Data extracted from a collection

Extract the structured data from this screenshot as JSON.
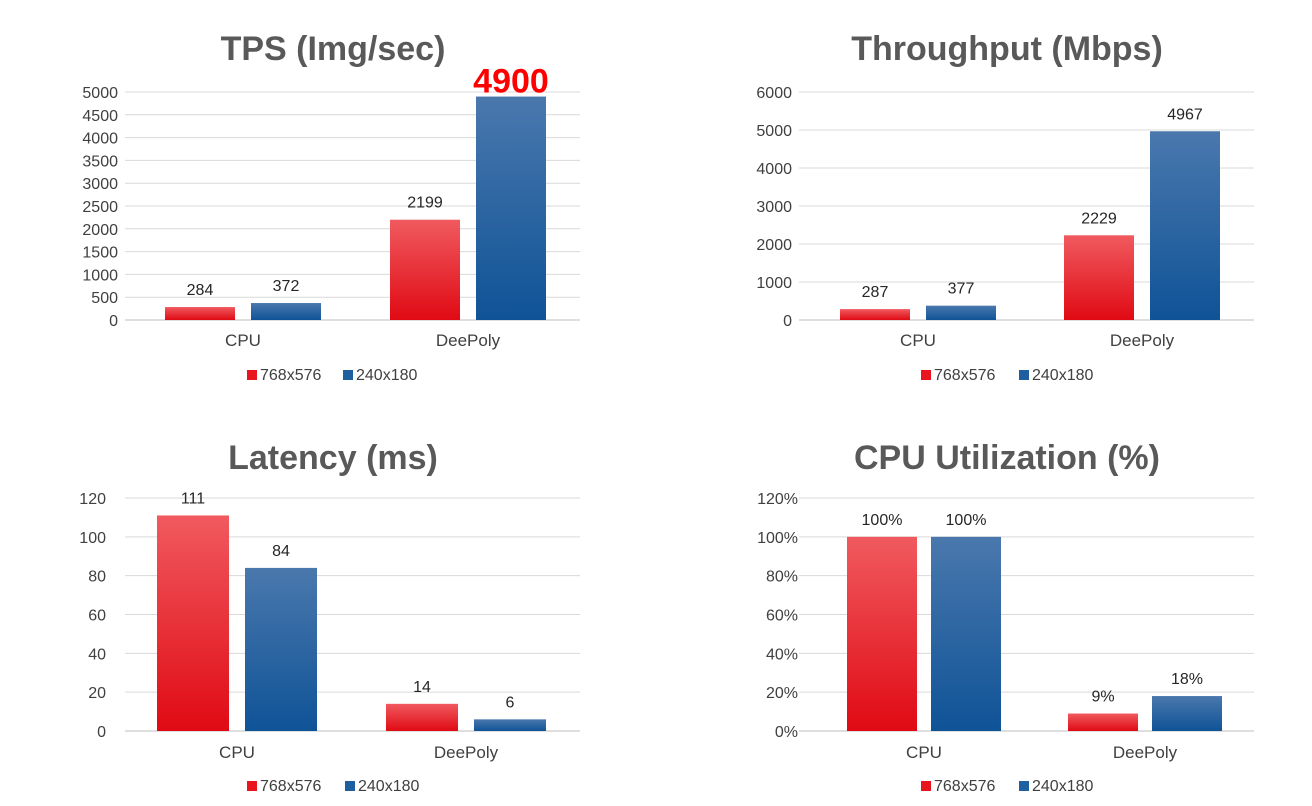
{
  "colors": {
    "series_red": "#e8141e",
    "series_blue": "#1f5fa0"
  },
  "chart_data": [
    {
      "type": "bar",
      "title": "TPS (Img/sec)",
      "categories": [
        "CPU",
        "DeePoly"
      ],
      "series": [
        {
          "name": "768x576",
          "values": [
            284,
            2199
          ],
          "labels": [
            "284",
            "2199"
          ]
        },
        {
          "name": "240x180",
          "values": [
            372,
            4900
          ],
          "labels": [
            "372",
            "4900"
          ]
        }
      ],
      "ylim": [
        0,
        5000
      ],
      "yticks": [
        0,
        500,
        1000,
        1500,
        2000,
        2500,
        3000,
        3500,
        4000,
        4500,
        5000
      ],
      "ytick_labels": [
        "0",
        "500",
        "1000",
        "1500",
        "2000",
        "2500",
        "3000",
        "3500",
        "4000",
        "4500",
        "5000"
      ],
      "highlight": {
        "series": 1,
        "point": 1
      },
      "grid": true,
      "legend": "bottom"
    },
    {
      "type": "bar",
      "title": "Throughput (Mbps)",
      "categories": [
        "CPU",
        "DeePoly"
      ],
      "series": [
        {
          "name": "768x576",
          "values": [
            287,
            2229
          ],
          "labels": [
            "287",
            "2229"
          ]
        },
        {
          "name": "240x180",
          "values": [
            377,
            4967
          ],
          "labels": [
            "377",
            "4967"
          ]
        }
      ],
      "ylim": [
        0,
        6000
      ],
      "yticks": [
        0,
        1000,
        2000,
        3000,
        4000,
        5000,
        6000
      ],
      "ytick_labels": [
        "0",
        "1000",
        "2000",
        "3000",
        "4000",
        "5000",
        "6000"
      ],
      "grid": true,
      "legend": "bottom"
    },
    {
      "type": "bar",
      "title": "Latency (ms)",
      "categories": [
        "CPU",
        "DeePoly"
      ],
      "series": [
        {
          "name": "768x576",
          "values": [
            111,
            14
          ],
          "labels": [
            "111",
            "14"
          ]
        },
        {
          "name": "240x180",
          "values": [
            84,
            6
          ],
          "labels": [
            "84",
            "6"
          ]
        }
      ],
      "ylim": [
        0,
        120
      ],
      "yticks": [
        0,
        20,
        40,
        60,
        80,
        100,
        120
      ],
      "ytick_labels": [
        "0",
        "20",
        "40",
        "60",
        "80",
        "100",
        "120"
      ],
      "grid": true,
      "legend": "bottom"
    },
    {
      "type": "bar",
      "title": "CPU Utilization (%)",
      "categories": [
        "CPU",
        "DeePoly"
      ],
      "series": [
        {
          "name": "768x576",
          "values": [
            100,
            9
          ],
          "labels": [
            "100%",
            "9%"
          ]
        },
        {
          "name": "240x180",
          "values": [
            100,
            18
          ],
          "labels": [
            "100%",
            "18%"
          ]
        }
      ],
      "ylim": [
        0,
        120
      ],
      "yticks": [
        0,
        20,
        40,
        60,
        80,
        100,
        120
      ],
      "ytick_labels": [
        "0%",
        "20%",
        "40%",
        "60%",
        "80%",
        "100%",
        "120%"
      ],
      "grid": true,
      "legend": "bottom"
    }
  ]
}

### Task to carry out
Copy every record above exactly as written, but leave out the pictures.

### Result of this task
Extract the structured data from this screenshot as JSON.
{
  "colors": {
    "series_red": "#e8141e",
    "series_blue": "#1f5fa0"
  },
  "chart_data": [
    {
      "type": "bar",
      "title": "TPS (Img/sec)",
      "categories": [
        "CPU",
        "DeePoly"
      ],
      "series": [
        {
          "name": "768x576",
          "values": [
            284,
            2199
          ],
          "labels": [
            "284",
            "2199"
          ]
        },
        {
          "name": "240x180",
          "values": [
            372,
            4900
          ],
          "labels": [
            "372",
            "4900"
          ]
        }
      ],
      "ylim": [
        0,
        5000
      ],
      "yticks": [
        0,
        500,
        1000,
        1500,
        2000,
        2500,
        3000,
        3500,
        4000,
        4500,
        5000
      ],
      "ytick_labels": [
        "0",
        "500",
        "1000",
        "1500",
        "2000",
        "2500",
        "3000",
        "3500",
        "4000",
        "4500",
        "5000"
      ],
      "highlight": {
        "series": 1,
        "point": 1
      },
      "grid": true,
      "legend": "bottom"
    },
    {
      "type": "bar",
      "title": "Throughput (Mbps)",
      "categories": [
        "CPU",
        "DeePoly"
      ],
      "series": [
        {
          "name": "768x576",
          "values": [
            287,
            2229
          ],
          "labels": [
            "287",
            "2229"
          ]
        },
        {
          "name": "240x180",
          "values": [
            377,
            4967
          ],
          "labels": [
            "377",
            "4967"
          ]
        }
      ],
      "ylim": [
        0,
        6000
      ],
      "yticks": [
        0,
        1000,
        2000,
        3000,
        4000,
        5000,
        6000
      ],
      "ytick_labels": [
        "0",
        "1000",
        "2000",
        "3000",
        "4000",
        "5000",
        "6000"
      ],
      "grid": true,
      "legend": "bottom"
    },
    {
      "type": "bar",
      "title": "Latency (ms)",
      "categories": [
        "CPU",
        "DeePoly"
      ],
      "series": [
        {
          "name": "768x576",
          "values": [
            111,
            14
          ],
          "labels": [
            "111",
            "14"
          ]
        },
        {
          "name": "240x180",
          "values": [
            84,
            6
          ],
          "labels": [
            "84",
            "6"
          ]
        }
      ],
      "ylim": [
        0,
        120
      ],
      "yticks": [
        0,
        20,
        40,
        60,
        80,
        100,
        120
      ],
      "ytick_labels": [
        "0",
        "20",
        "40",
        "60",
        "80",
        "100",
        "120"
      ],
      "grid": true,
      "legend": "bottom"
    },
    {
      "type": "bar",
      "title": "CPU Utilization (%)",
      "categories": [
        "CPU",
        "DeePoly"
      ],
      "series": [
        {
          "name": "768x576",
          "values": [
            100,
            9
          ],
          "labels": [
            "100%",
            "9%"
          ]
        },
        {
          "name": "240x180",
          "values": [
            100,
            18
          ],
          "labels": [
            "100%",
            "18%"
          ]
        }
      ],
      "ylim": [
        0,
        120
      ],
      "yticks": [
        0,
        20,
        40,
        60,
        80,
        100,
        120
      ],
      "ytick_labels": [
        "0%",
        "20%",
        "40%",
        "60%",
        "80%",
        "100%",
        "120%"
      ],
      "grid": true,
      "legend": "bottom"
    }
  ]
}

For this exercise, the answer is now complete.